**PROMPT**
From the listing below, work out how many lines contain "type". Reply with that number only.

**INPUT ROWS**
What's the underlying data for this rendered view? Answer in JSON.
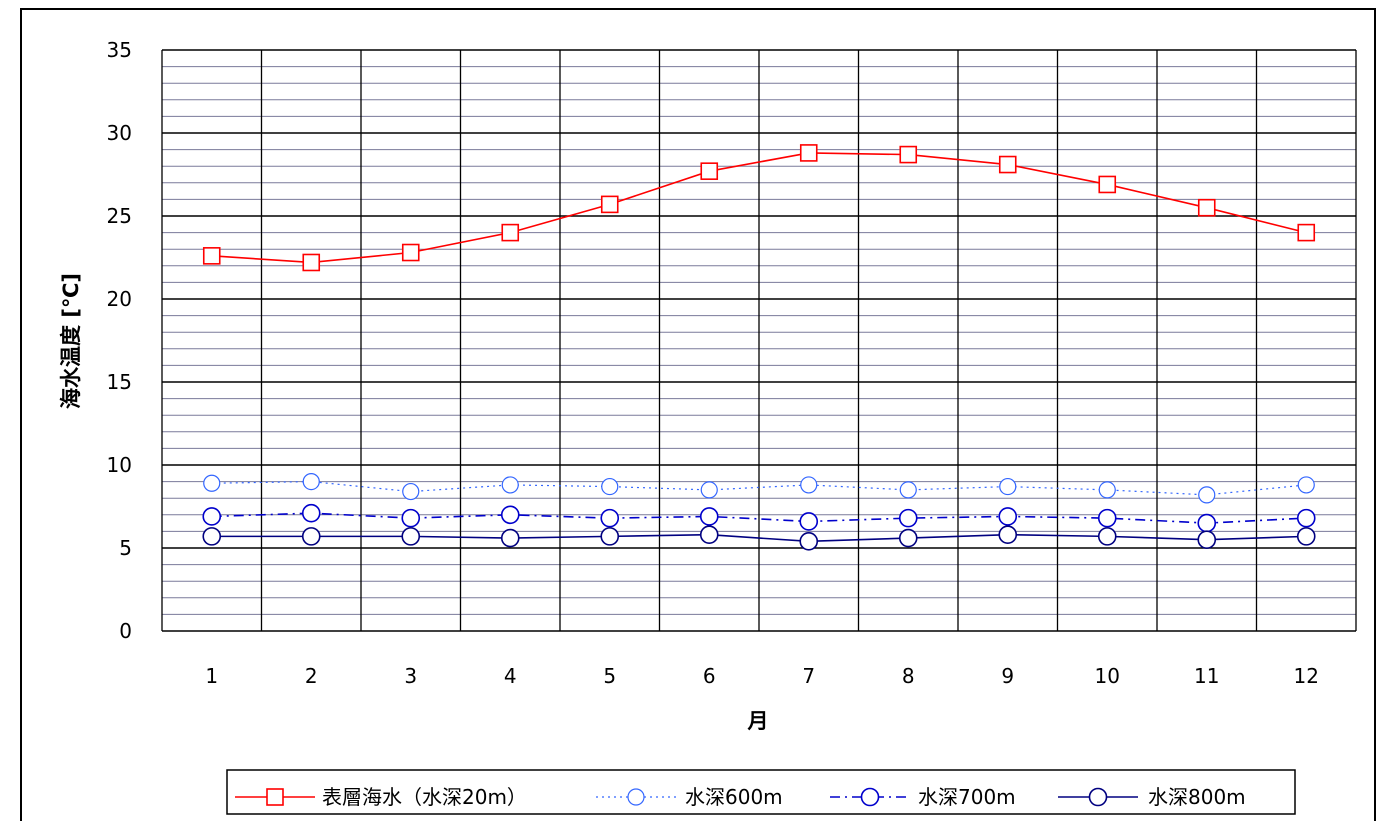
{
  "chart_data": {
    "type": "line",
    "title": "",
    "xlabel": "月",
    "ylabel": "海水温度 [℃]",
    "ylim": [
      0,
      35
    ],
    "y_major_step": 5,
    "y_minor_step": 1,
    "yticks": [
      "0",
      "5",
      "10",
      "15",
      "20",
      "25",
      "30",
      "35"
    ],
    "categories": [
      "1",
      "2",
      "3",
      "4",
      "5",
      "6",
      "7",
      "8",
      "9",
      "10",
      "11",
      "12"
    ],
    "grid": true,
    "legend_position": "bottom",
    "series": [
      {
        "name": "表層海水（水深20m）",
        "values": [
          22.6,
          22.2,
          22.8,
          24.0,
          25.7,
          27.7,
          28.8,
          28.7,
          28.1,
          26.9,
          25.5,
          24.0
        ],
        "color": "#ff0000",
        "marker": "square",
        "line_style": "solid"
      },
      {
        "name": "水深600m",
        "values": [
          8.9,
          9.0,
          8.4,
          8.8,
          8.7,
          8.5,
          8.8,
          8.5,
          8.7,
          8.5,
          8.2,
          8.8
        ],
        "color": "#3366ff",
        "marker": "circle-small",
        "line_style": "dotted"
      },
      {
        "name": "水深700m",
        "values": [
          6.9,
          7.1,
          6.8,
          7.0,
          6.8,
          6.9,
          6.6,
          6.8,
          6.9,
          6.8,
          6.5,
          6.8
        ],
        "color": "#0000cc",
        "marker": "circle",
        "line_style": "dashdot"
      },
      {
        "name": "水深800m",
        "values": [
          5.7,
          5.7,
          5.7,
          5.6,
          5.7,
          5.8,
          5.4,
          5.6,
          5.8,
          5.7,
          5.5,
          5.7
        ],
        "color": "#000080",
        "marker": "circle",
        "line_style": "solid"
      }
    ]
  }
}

--

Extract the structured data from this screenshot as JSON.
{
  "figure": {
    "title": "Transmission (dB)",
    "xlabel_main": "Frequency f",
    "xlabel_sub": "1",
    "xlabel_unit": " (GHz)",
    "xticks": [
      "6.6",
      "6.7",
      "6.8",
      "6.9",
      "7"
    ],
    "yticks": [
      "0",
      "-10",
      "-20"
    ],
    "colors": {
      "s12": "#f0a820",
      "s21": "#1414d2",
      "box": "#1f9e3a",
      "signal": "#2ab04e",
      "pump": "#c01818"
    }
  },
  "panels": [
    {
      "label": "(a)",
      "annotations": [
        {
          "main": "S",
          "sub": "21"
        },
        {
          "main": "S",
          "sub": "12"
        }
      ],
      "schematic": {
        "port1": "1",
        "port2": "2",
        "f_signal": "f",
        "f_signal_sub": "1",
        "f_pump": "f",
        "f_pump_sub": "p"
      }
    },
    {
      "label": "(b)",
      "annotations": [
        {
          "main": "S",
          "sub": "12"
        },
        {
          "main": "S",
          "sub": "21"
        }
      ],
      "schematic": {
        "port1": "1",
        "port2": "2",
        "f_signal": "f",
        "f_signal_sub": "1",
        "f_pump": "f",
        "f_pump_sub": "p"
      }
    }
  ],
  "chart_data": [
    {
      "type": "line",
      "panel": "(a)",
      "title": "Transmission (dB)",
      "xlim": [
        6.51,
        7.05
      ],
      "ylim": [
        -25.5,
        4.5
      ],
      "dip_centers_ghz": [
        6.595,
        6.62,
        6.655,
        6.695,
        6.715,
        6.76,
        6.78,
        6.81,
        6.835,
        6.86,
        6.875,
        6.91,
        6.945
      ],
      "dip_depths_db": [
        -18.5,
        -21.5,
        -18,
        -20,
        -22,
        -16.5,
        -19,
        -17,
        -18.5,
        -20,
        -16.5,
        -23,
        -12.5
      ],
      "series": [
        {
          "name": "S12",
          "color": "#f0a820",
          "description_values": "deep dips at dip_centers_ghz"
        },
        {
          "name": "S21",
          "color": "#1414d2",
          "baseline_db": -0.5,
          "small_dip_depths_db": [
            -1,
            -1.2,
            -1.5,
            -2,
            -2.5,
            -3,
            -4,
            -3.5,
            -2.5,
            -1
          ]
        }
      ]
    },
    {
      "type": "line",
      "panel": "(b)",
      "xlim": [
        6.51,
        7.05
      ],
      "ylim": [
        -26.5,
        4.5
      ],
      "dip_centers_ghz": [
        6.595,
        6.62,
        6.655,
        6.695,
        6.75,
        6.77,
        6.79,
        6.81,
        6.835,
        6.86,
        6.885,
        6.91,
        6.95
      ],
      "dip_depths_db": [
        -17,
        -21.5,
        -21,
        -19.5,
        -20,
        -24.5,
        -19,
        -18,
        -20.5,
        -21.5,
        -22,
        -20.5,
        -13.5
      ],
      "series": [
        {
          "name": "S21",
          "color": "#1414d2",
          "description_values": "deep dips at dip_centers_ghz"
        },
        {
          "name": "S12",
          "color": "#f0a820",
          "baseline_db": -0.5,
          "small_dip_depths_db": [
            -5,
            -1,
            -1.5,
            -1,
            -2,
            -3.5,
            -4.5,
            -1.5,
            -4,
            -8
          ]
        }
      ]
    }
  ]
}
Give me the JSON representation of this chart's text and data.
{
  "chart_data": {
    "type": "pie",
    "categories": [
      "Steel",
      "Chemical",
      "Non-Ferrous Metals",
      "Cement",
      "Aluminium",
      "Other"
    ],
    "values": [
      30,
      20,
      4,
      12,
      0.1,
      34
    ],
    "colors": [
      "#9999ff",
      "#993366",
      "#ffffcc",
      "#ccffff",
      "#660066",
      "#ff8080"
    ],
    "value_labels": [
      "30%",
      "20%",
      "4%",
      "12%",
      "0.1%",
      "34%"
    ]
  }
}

**WRITTEN RESPONSE**
4